= What the task requires =
Give every line from the entries that contains "ledelsen".

= Provided data =

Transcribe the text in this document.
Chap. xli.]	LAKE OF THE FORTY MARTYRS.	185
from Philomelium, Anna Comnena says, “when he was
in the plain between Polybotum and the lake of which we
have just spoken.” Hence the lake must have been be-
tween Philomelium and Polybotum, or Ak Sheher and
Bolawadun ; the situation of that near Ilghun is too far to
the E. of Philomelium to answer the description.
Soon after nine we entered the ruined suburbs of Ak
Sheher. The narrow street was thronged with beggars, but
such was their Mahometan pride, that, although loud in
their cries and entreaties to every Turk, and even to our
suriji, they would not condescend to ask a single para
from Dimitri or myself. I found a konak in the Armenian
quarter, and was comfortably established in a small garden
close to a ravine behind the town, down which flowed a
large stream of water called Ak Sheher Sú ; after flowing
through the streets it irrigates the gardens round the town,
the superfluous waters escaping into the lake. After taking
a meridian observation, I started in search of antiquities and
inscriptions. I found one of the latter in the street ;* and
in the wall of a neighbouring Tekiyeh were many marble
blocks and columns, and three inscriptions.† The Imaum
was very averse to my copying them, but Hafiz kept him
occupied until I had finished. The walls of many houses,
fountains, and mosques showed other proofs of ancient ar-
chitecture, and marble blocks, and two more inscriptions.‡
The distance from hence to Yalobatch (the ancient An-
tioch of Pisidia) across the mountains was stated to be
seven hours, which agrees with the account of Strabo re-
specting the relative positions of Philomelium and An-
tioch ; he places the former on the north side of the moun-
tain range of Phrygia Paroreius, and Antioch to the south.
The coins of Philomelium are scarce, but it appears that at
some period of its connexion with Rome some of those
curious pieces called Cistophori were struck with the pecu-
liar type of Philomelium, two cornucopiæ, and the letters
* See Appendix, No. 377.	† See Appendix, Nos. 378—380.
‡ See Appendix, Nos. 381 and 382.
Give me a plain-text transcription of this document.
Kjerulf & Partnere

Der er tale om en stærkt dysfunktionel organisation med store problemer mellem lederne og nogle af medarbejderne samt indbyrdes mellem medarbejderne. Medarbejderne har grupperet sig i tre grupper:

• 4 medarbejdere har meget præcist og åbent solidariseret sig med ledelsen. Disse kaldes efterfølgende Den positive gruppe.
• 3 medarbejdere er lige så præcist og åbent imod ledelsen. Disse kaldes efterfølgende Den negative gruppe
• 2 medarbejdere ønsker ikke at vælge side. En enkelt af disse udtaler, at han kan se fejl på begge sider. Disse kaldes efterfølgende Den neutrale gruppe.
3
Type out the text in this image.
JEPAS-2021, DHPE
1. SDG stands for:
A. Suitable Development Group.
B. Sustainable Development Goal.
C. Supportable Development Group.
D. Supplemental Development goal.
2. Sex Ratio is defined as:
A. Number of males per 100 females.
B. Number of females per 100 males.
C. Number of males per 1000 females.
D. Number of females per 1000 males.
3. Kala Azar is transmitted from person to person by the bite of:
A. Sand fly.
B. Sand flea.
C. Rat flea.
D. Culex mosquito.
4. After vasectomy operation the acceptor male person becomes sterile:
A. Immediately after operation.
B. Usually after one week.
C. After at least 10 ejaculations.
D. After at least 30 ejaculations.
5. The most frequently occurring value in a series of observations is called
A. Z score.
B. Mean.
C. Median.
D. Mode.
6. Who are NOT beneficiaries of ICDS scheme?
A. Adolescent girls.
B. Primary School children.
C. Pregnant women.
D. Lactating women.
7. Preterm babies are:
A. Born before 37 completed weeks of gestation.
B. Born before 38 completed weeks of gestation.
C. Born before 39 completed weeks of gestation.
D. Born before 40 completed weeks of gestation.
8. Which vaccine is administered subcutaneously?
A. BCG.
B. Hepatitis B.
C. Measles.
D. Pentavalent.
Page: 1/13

= Exercise result =
• 4 medarbejdere har meget præcist og åbent solidariseret sig med ledelsen. Disse kaldes efterfølgende Den positive gruppe.
• 3 medarbejdere er lige så præcist og åbent imod ledelsen. Disse kaldes efterfølgende Den negative gruppe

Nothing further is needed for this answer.